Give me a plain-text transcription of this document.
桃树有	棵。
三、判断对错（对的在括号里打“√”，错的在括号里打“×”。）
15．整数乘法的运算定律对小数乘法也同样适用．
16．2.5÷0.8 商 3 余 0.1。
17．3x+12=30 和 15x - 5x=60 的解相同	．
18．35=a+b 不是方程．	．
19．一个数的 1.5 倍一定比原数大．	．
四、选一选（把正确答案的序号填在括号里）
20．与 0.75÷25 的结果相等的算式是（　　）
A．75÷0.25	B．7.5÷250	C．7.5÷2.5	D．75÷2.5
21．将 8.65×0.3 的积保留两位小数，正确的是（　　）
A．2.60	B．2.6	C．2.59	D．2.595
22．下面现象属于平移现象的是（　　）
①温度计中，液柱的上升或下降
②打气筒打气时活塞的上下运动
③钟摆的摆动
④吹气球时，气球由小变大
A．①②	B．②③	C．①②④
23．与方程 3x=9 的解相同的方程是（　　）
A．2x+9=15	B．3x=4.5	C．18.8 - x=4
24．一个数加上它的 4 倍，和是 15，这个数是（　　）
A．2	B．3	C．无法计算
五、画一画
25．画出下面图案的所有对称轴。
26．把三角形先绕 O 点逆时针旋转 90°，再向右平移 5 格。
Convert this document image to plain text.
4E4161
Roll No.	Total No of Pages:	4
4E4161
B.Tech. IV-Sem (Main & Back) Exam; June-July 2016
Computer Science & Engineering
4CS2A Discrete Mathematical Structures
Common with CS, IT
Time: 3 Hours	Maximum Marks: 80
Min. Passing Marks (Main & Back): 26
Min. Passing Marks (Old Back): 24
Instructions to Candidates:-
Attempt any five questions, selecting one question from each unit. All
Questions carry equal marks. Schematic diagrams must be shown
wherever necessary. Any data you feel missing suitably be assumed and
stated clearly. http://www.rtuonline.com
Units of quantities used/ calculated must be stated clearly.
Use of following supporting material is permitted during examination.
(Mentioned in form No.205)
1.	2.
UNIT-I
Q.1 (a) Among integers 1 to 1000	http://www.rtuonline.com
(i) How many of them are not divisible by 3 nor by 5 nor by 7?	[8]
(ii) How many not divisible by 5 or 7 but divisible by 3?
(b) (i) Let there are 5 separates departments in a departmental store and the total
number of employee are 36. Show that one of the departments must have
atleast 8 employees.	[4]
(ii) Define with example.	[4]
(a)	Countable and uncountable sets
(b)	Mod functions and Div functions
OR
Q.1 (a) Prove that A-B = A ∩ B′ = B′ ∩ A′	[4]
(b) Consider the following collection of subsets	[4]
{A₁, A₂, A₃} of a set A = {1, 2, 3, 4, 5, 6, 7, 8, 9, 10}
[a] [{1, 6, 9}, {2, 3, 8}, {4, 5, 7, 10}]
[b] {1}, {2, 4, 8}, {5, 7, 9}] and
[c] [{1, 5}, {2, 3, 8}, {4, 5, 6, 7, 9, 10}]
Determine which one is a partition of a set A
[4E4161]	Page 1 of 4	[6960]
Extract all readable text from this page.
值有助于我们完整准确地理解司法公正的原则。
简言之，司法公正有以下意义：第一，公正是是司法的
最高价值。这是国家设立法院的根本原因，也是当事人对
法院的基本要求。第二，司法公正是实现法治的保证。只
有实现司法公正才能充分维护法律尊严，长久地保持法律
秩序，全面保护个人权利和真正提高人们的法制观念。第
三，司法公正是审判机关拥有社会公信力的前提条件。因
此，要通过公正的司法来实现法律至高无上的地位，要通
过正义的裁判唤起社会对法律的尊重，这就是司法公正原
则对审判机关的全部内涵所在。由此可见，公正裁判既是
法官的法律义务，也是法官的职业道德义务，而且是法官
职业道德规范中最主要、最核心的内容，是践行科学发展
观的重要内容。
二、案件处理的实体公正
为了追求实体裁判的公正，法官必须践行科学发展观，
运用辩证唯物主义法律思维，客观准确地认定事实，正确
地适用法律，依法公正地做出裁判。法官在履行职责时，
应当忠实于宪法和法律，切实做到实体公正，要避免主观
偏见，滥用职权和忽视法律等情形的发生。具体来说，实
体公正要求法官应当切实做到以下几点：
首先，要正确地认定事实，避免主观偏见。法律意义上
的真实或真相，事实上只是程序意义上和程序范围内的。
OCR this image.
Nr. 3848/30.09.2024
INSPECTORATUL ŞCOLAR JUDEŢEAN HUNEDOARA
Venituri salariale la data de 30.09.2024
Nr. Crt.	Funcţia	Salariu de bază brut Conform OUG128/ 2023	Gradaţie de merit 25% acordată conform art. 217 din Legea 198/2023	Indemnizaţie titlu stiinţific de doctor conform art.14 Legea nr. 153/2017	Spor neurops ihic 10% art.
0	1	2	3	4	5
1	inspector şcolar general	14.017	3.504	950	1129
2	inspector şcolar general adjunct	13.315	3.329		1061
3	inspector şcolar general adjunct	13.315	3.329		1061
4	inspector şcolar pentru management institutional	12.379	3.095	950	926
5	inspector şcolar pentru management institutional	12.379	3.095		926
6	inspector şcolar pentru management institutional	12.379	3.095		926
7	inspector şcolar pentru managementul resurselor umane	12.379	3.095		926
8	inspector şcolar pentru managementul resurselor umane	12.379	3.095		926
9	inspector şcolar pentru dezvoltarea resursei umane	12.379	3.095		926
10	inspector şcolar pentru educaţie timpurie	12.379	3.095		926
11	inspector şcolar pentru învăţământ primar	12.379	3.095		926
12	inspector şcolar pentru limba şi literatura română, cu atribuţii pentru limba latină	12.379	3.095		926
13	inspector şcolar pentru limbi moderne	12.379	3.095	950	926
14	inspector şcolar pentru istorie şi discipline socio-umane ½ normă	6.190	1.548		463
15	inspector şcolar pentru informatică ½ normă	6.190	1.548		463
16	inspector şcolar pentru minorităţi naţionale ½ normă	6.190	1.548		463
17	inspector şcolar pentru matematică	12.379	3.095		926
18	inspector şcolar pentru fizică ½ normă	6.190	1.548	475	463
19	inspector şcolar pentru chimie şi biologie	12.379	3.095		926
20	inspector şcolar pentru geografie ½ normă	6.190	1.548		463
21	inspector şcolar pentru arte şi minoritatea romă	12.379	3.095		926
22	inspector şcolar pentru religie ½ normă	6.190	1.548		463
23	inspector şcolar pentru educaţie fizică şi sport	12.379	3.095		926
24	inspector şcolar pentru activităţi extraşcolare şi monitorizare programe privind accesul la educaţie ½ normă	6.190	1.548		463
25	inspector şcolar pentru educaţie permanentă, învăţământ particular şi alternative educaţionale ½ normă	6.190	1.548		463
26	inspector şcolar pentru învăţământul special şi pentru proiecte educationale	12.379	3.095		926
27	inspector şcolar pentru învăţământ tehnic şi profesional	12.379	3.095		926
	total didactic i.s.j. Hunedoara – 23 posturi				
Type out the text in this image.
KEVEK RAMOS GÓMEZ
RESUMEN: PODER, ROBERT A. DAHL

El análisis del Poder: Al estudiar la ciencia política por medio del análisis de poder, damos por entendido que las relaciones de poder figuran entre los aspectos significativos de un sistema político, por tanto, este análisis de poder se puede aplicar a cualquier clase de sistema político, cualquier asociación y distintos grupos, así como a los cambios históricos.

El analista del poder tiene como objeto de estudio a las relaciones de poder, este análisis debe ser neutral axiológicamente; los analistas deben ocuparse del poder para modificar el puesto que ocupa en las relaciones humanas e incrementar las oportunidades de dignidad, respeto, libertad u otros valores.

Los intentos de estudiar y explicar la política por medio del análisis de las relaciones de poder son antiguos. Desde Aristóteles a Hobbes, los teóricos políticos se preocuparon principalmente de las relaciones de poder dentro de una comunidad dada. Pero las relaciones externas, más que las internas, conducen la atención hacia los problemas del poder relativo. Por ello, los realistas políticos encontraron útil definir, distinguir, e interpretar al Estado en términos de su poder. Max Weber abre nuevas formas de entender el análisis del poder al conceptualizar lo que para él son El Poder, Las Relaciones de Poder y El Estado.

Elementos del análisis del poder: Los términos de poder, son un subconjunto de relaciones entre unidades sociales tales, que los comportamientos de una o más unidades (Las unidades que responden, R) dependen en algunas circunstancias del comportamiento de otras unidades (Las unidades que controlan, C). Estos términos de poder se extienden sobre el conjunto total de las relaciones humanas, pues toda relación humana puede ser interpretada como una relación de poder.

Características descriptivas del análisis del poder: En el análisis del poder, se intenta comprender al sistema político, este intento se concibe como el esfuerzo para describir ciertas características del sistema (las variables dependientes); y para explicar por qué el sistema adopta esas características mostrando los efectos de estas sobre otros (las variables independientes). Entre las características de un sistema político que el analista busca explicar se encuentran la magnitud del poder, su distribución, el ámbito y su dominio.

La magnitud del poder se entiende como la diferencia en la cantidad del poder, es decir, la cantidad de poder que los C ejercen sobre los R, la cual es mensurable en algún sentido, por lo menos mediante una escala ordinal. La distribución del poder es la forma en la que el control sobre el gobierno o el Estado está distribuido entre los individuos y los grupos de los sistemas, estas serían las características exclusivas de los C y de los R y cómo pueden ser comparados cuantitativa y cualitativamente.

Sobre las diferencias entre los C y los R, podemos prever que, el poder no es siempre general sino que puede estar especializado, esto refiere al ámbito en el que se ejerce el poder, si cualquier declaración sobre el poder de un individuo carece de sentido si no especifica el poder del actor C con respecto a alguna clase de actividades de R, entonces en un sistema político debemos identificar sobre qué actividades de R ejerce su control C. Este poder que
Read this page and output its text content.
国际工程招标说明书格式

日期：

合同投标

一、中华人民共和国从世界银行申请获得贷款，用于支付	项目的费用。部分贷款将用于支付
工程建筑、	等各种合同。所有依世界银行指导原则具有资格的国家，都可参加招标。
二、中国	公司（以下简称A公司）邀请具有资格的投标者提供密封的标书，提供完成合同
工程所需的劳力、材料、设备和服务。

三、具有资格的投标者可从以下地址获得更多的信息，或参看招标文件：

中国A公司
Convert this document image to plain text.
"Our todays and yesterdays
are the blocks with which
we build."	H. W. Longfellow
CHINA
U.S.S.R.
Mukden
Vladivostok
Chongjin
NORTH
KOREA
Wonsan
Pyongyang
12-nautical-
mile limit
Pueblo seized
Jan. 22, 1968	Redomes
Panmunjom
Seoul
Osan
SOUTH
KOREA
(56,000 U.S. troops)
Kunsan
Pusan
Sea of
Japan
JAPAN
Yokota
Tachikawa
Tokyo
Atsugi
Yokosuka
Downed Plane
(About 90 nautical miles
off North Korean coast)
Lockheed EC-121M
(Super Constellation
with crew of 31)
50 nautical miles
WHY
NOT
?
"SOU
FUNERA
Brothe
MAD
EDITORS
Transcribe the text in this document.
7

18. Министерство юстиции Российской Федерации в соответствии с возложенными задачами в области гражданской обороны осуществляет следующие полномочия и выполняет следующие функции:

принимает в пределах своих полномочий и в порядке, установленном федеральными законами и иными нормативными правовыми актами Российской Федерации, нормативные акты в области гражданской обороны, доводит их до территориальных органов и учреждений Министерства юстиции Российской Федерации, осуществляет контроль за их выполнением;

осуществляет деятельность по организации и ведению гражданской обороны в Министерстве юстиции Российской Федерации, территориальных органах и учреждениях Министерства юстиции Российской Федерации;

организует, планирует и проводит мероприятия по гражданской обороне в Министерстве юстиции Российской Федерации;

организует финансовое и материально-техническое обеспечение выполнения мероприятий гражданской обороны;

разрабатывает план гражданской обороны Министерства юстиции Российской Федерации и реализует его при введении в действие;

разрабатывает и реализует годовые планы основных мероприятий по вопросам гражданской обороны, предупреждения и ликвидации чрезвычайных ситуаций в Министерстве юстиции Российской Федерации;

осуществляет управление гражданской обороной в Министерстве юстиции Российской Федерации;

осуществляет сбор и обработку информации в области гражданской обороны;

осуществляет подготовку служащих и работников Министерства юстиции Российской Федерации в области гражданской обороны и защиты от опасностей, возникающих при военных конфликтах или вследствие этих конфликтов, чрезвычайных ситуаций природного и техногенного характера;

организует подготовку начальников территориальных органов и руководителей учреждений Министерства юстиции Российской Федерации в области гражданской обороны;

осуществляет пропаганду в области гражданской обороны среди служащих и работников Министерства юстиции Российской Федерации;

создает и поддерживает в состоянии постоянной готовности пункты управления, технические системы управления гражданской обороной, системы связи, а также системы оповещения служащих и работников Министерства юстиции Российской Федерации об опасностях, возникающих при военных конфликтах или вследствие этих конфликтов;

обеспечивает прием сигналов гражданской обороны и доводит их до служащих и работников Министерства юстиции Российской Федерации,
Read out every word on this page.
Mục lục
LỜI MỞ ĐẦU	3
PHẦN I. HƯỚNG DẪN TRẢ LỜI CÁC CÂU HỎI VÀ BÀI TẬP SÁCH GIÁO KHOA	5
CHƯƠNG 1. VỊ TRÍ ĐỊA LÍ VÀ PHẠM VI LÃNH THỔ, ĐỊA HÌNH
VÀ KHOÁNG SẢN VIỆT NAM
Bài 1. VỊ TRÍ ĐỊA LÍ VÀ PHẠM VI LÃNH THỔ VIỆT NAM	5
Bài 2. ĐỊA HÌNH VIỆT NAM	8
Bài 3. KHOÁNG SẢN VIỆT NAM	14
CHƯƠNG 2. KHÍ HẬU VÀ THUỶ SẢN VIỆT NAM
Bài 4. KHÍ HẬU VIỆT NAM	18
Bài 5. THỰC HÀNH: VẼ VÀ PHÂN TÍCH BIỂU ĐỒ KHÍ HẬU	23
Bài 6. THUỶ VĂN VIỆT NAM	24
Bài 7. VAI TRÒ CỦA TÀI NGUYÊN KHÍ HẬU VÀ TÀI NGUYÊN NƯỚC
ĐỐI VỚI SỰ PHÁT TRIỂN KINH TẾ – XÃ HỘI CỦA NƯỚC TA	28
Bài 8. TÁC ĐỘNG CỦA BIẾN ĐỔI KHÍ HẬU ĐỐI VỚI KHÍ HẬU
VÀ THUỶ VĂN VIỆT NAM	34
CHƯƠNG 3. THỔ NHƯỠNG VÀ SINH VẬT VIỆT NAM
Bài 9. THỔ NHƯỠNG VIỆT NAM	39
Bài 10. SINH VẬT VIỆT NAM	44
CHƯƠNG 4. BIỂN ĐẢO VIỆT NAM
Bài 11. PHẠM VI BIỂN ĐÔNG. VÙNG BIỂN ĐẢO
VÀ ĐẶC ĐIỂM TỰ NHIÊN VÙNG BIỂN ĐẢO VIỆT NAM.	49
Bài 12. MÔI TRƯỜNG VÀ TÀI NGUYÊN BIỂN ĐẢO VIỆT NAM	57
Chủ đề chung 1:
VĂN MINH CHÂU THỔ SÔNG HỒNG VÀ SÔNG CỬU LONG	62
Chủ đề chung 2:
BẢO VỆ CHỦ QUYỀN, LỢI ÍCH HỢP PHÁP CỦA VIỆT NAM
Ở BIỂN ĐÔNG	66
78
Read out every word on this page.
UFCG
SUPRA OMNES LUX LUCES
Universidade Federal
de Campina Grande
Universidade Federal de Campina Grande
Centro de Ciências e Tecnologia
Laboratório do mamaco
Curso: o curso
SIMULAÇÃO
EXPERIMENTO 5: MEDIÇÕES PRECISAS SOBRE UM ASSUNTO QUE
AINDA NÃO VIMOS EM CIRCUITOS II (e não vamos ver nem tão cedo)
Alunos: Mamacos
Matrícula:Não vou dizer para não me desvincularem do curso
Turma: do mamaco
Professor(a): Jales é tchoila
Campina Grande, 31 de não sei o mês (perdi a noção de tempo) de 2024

****************

- _PROBLEM STATEMENT_:
Where a line holds the string "THUỶ", copy that line.

- _WRITTEN SOLUTION_:
CHƯƠNG 2. KHÍ HẬU VÀ THUỶ SẢN VIỆT NAM
Bài 6. THUỶ VĂN VIỆT NAM	24
VÀ THUỶ VĂN VIỆT NAM	34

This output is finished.